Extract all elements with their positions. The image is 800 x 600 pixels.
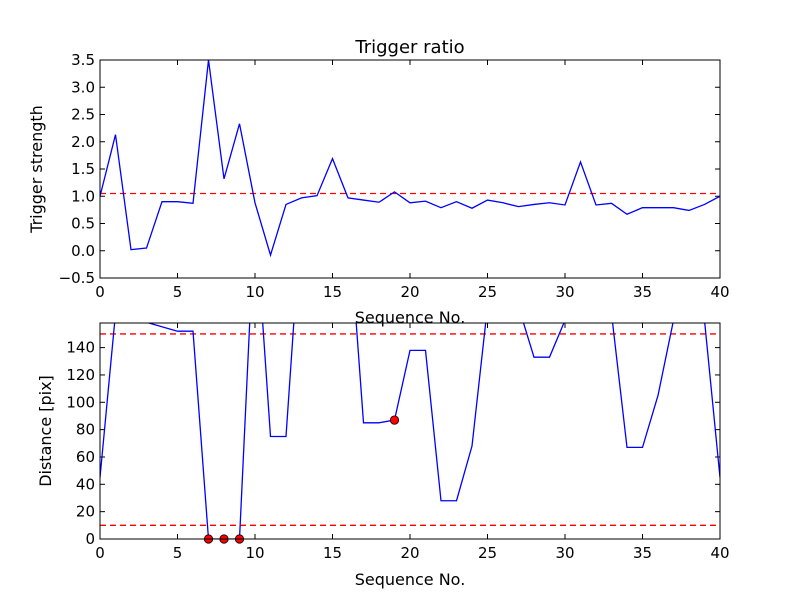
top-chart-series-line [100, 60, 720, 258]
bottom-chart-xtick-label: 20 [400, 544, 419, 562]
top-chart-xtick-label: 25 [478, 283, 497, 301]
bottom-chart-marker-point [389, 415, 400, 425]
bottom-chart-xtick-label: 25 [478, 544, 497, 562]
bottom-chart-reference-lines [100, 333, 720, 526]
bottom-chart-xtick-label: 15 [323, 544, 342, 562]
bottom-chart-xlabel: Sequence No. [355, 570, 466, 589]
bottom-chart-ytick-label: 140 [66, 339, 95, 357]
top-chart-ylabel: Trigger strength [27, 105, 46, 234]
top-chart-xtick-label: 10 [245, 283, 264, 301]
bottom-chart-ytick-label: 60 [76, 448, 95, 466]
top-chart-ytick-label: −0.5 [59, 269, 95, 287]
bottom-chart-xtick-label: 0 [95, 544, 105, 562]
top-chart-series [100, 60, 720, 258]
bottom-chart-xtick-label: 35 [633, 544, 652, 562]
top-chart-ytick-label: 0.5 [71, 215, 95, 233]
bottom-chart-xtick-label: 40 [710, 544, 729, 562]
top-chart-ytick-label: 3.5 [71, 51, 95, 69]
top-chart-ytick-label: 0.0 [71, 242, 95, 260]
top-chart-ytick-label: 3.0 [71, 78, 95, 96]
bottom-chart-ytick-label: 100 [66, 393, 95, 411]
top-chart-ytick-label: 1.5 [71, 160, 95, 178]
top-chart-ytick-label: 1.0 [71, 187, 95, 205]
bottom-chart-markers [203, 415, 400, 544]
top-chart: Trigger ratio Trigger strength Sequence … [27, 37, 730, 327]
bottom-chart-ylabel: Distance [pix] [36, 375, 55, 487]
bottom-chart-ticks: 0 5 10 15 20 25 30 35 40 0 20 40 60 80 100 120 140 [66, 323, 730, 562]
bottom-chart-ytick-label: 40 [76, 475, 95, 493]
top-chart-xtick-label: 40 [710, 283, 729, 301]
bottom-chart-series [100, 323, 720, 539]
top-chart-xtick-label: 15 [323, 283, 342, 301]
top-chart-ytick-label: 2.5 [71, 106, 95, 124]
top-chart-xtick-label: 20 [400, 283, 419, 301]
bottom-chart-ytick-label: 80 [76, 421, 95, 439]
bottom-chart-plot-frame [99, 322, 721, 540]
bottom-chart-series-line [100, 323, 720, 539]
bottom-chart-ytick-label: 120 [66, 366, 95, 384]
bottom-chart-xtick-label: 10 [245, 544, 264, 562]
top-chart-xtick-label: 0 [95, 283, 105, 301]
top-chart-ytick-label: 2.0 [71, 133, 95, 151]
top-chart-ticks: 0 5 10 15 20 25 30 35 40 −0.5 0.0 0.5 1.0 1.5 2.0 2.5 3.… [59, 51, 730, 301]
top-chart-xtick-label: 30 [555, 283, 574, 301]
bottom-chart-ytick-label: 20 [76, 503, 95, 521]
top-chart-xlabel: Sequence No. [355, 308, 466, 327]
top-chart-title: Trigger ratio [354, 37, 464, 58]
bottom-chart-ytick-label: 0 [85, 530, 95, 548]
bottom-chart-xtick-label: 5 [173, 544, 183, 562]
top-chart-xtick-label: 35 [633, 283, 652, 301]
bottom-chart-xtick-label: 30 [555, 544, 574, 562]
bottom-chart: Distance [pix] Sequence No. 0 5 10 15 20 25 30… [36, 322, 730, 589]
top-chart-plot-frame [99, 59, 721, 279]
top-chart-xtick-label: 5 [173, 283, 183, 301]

---

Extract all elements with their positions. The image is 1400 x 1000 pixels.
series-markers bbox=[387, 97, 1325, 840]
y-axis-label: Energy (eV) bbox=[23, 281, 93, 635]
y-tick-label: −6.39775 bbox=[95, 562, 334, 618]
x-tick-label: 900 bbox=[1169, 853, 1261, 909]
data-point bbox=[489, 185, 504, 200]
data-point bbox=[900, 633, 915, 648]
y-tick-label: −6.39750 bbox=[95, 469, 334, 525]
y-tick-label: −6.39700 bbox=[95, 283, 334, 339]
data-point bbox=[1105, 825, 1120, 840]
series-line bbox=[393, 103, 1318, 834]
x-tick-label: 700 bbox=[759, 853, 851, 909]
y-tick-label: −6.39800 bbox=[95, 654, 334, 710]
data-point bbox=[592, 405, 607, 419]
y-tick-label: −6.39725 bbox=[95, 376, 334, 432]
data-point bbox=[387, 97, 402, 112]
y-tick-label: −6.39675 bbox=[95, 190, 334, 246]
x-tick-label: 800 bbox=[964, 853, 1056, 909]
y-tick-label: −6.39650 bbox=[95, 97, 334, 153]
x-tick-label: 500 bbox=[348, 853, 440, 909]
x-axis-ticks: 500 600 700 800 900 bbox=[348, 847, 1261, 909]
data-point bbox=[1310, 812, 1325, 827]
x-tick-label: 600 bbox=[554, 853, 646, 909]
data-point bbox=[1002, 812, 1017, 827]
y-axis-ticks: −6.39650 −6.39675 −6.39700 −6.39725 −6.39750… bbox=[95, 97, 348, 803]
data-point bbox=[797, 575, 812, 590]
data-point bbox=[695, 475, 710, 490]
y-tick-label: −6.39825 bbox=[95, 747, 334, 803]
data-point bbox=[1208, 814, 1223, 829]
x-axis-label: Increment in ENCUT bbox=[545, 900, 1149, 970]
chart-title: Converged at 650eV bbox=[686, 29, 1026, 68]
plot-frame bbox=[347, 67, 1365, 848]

...

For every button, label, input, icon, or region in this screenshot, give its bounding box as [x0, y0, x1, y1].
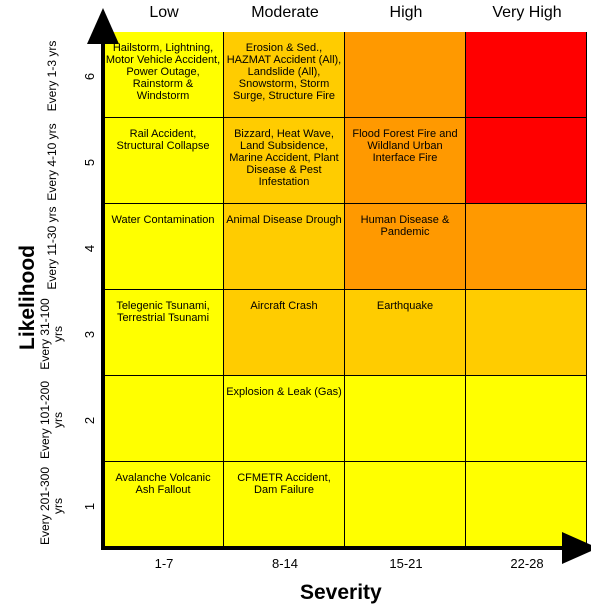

_Required task:_ Please rename "data-point" to "marker" in the lines starting with the line that contains "Extract all elements with their positions. The image is 1400" and going on through the line that contains "y-tick-label: −6.39750 bbox=[95, 469, 334, 525]". Return only those lines, with nothing else changed.

_Response to the exercise:_
Extract all elements with their positions. The image is 1400 x 1000 pixels.
series-markers bbox=[387, 97, 1325, 840]
y-axis-label: Energy (eV) bbox=[23, 281, 93, 635]
y-tick-label: −6.39775 bbox=[95, 562, 334, 618]
x-tick-label: 900 bbox=[1169, 853, 1261, 909]
marker bbox=[489, 185, 504, 200]
marker bbox=[900, 633, 915, 648]
y-tick-label: −6.39750 bbox=[95, 469, 334, 525]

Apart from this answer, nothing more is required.